▶ WORK TO DO
Please print every record below exactly as it appears.

---------------

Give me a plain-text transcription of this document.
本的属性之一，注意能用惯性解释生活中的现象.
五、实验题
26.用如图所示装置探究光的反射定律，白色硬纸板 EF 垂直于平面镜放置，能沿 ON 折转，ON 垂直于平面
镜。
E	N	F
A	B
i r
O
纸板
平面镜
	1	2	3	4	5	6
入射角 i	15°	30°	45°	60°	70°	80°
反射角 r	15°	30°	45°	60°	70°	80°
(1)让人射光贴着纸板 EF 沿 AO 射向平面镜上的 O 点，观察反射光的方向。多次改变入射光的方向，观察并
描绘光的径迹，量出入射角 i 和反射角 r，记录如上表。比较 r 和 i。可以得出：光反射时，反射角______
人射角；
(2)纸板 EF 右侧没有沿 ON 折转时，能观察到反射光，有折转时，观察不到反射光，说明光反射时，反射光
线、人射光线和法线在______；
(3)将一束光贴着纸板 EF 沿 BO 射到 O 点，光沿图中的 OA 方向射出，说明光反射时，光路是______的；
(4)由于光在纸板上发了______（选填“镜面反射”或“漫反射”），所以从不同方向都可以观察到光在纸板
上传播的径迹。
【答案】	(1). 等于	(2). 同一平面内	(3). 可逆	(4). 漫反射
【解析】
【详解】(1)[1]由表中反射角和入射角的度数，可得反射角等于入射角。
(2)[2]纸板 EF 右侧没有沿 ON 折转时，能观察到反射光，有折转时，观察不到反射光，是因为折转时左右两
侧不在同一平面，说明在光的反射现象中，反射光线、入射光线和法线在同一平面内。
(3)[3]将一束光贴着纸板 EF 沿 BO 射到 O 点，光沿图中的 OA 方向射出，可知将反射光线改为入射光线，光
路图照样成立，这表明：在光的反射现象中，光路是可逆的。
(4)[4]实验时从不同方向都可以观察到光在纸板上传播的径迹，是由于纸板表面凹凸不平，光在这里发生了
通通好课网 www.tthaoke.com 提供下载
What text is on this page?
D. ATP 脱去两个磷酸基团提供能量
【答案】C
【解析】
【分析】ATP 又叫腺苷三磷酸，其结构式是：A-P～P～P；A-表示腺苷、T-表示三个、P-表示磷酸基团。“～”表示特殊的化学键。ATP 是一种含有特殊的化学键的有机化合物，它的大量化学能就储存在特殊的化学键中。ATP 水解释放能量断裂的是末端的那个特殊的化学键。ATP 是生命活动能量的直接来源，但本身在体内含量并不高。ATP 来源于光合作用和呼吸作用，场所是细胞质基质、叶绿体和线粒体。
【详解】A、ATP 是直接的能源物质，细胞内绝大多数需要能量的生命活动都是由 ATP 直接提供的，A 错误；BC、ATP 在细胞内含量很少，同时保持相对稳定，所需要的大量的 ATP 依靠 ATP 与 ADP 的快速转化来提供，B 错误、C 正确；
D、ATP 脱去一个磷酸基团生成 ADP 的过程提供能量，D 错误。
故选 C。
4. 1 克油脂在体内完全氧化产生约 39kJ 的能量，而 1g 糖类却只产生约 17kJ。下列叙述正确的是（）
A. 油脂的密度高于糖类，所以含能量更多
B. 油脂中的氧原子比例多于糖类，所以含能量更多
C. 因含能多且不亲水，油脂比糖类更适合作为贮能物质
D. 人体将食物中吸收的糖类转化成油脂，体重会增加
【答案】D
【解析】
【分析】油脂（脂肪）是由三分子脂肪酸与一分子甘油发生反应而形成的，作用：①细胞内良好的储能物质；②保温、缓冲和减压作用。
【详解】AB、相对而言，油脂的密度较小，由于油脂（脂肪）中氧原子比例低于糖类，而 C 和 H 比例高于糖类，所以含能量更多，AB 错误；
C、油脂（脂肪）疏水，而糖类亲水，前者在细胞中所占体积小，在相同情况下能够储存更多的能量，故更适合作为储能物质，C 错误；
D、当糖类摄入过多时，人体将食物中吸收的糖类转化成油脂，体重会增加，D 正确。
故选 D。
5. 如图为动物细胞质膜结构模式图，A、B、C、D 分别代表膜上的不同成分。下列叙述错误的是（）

---------------

▶ OUTPUT FOR THIS TASK
Give me a plain-text transcription of this document.
本的属性之一，注意能用惯性解释生活中的现象.
五、实验题
26.用如图所示装置探究光的反射定律，白色硬纸板 EF 垂直于平面镜放置，能沿 ON 折转，ON 垂直于平面
镜。
E	N	F
A	B
i r
O
纸板
平面镜
	1	2	3	4	5	6
入射角 i	15°	30°	45°	60°	70°	80°
反射角 r	15°	30°	45°	60°	70°	80°
(1)让人射光贴着纸板 EF 沿 AO 射向平面镜上的 O 点，观察反射光的方向。多次改变入射光的方向，观察并
描绘光的径迹，量出入射角 i 和反射角 r，记录如上表。比较 r 和 i。可以得出：光反射时，反射角______
人射角；
(2)纸板 EF 右侧没有沿 ON 折转时，能观察到反射光，有折转时，观察不到反射光，说明光反射时，反射光
线、人射光线和法线在______；
(3)将一束光贴着纸板 EF 沿 BO 射到 O 点，光沿图中的 OA 方向射出，说明光反射时，光路是______的；
(4)由于光在纸板上发了______（选填“镜面反射”或“漫反射”），所以从不同方向都可以观察到光在纸板
上传播的径迹。
【答案】	(1). 等于	(2). 同一平面内	(3). 可逆	(4). 漫反射
【解析】
【详解】(1)[1]由表中反射角和入射角的度数，可得反射角等于入射角。
(2)[2]纸板 EF 右侧没有沿 ON 折转时，能观察到反射光，有折转时，观察不到反射光，是因为折转时左右两
侧不在同一平面，说明在光的反射现象中，反射光线、入射光线和法线在同一平面内。
(3)[3]将一束光贴着纸板 EF 沿 BO 射到 O 点，光沿图中的 OA 方向射出，可知将反射光线改为入射光线，光
路图照样成立，这表明：在光的反射现象中，光路是可逆的。
(4)[4]实验时从不同方向都可以观察到光在纸板上传播的径迹，是由于纸板表面凹凸不平，光在这里发生了
通通好课网 www.tthaoke.com 提供下载
What text is on this page?
D. ATP 脱去两个磷酸基团提供能量
【答案】C
【解析】
【分析】ATP 又叫腺苷三磷酸，其结构式是：A-P～P～P；A-表示腺苷、T-表示三个、P-表示磷酸基团。“～”表示特殊的化学键。ATP 是一种含有特殊的化学键的有机化合物，它的大量化学能就储存在特殊的化学键中。ATP 水解释放能量断裂的是末端的那个特殊的化学键。ATP 是生命活动能量的直接来源，但本身在体内含量并不高。ATP 来源于光合作用和呼吸作用，场所是细胞质基质、叶绿体和线粒体。
【详解】A、ATP 是直接的能源物质，细胞内绝大多数需要能量的生命活动都是由 ATP 直接提供的，A 错误；BC、ATP 在细胞内含量很少，同时保持相对稳定，所需要的大量的 ATP 依靠 ATP 与 ADP 的快速转化来提供，B 错误、C 正确；
D、ATP 脱去一个磷酸基团生成 ADP 的过程提供能量，D 错误。
故选 C。
4. 1 克油脂在体内完全氧化产生约 39kJ 的能量，而 1g 糖类却只产生约 17kJ。下列叙述正确的是（）
A. 油脂的密度高于糖类，所以含能量更多
B. 油脂中的氧原子比例多于糖类，所以含能量更多
C. 因含能多且不亲水，油脂比糖类更适合作为贮能物质
D. 人体将食物中吸收的糖类转化成油脂，体重会增加
【答案】D
【解析】
【分析】油脂（脂肪）是由三分子脂肪酸与一分子甘油发生反应而形成的，作用：①细胞内良好的储能物质；②保温、缓冲和减压作用。
【详解】AB、相对而言，油脂的密度较小，由于油脂（脂肪）中氧原子比例低于糖类，而 C 和 H 比例高于糖类，所以含能量更多，AB 错误；
C、油脂（脂肪）疏水，而糖类亲水，前者在细胞中所占体积小，在相同情况下能够储存更多的能量，故更适合作为储能物质，C 错误；
D、当糖类摄入过多时，人体将食物中吸收的糖类转化成油脂，体重会增加，D 正确。
故选 D。
5. 如图为动物细胞质膜结构模式图，A、B、C、D 分别代表膜上的不同成分。下列叙述错误的是（）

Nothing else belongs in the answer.